─── RECORDS TO PROCESS ───
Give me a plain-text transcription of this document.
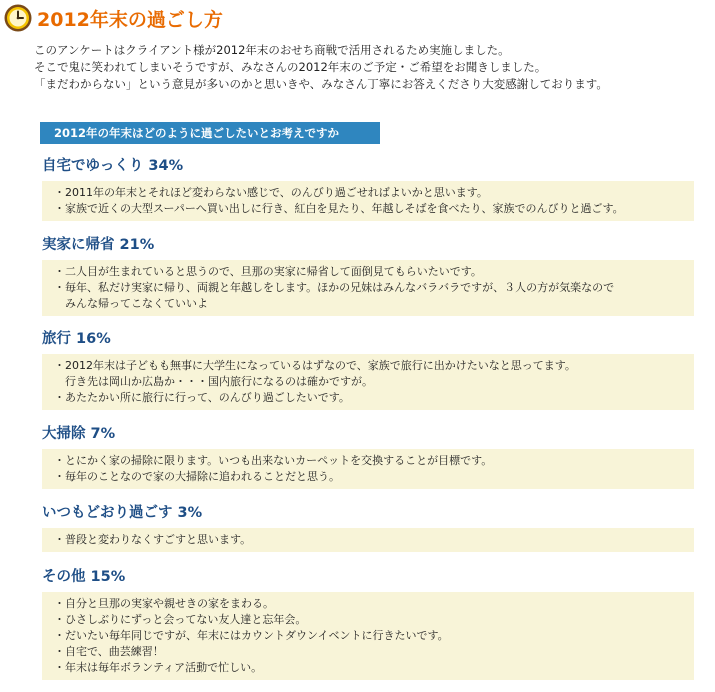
2012年末の過ごし方

このアンケートはクライアント様が2012年末のおせち商戦で活用されるため実施しました。

そこで鬼に笑われてしまいそうですが、みなさんの2012年末のご予定・ご希望をお聞きしました。

「まだわからない」という意見が多いのかと思いきや、みなさん丁寧にお答えくださり大変感謝しております。

2012年の年末はどのように過ごしたいとお考えですか
自宅でゆっくり 34%

・2011年の年末とそれほど変わらない感じで、のんびり過ごせればよいかと思います。

・家族で近くの大型スーパーへ買い出しに行き、紅白を見たり、年越しそばを食べたり、家族でのんびりと過ごす。

実家に帰省 21%

・二人目が生まれていると思うので、旦那の実家に帰省して面倒見てもらいたいです。

・毎年、私だけ実家に帰り、両親と年越しをします。ほかの兄妹はみんなバラバラですが、３人の方が気楽なので

　みんな帰ってこなくていいよ

旅行 16%

・2012年末は子どもも無事に大学生になっているはずなので、家族で旅行に出かけたいなと思ってます。

　行き先は岡山か広島か・・・国内旅行になるのは確かですが。

・あたたかい所に旅行に行って、のんびり過ごしたいです。

大掃除 7%

・とにかく家の掃除に限ります。いつも出来ないカーペットを交換することが目標です。

・毎年のことなので家の大掃除に追われることだと思う。

いつもどおり過ごす 3%

・普段と変わりなくすごすと思います。

その他 15%

・自分と旦那の実家や親せきの家をまわる。

・ひさしぶりにずっと会ってない友人達と忘年会。

・だいたい毎年同じですが、年末にはカウントダウンイベントに行きたいです。

・自宅で、曲芸練習！

・年末は毎年ボランティア活動で忙しい。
───
▶ [PROBLEM TO WORK ON]
Leave the pictures out and reproduce each record exactly as written.

▶ [RESULT BELOW]
Give me a plain-text transcription of this document.
2012年末の過ごし方

このアンケートはクライアント様が2012年末のおせち商戦で活用されるため実施しました。

そこで鬼に笑われてしまいそうですが、みなさんの2012年末のご予定・ご希望をお聞きしました。

「まだわからない」という意見が多いのかと思いきや、みなさん丁寧にお答えくださり大変感謝しております。

2012年の年末はどのように過ごしたいとお考えですか
自宅でゆっくり 34%

・2011年の年末とそれほど変わらない感じで、のんびり過ごせればよいかと思います。

・家族で近くの大型スーパーへ買い出しに行き、紅白を見たり、年越しそばを食べたり、家族でのんびりと過ごす。

実家に帰省 21%

・二人目が生まれていると思うので、旦那の実家に帰省して面倒見てもらいたいです。

・毎年、私だけ実家に帰り、両親と年越しをします。ほかの兄妹はみんなバラバラですが、３人の方が気楽なので

　みんな帰ってこなくていいよ

旅行 16%

・2012年末は子どもも無事に大学生になっているはずなので、家族で旅行に出かけたいなと思ってます。

　行き先は岡山か広島か・・・国内旅行になるのは確かですが。

・あたたかい所に旅行に行って、のんびり過ごしたいです。

大掃除 7%

・とにかく家の掃除に限ります。いつも出来ないカーペットを交換することが目標です。

・毎年のことなので家の大掃除に追われることだと思う。

いつもどおり過ごす 3%

・普段と変わりなくすごすと思います。

その他 15%

・自分と旦那の実家や親せきの家をまわる。

・ひさしぶりにずっと会ってない友人達と忘年会。

・だいたい毎年同じですが、年末にはカウントダウンイベントに行きたいです。

・自宅で、曲芸練習！

・年末は毎年ボランティア活動で忙しい。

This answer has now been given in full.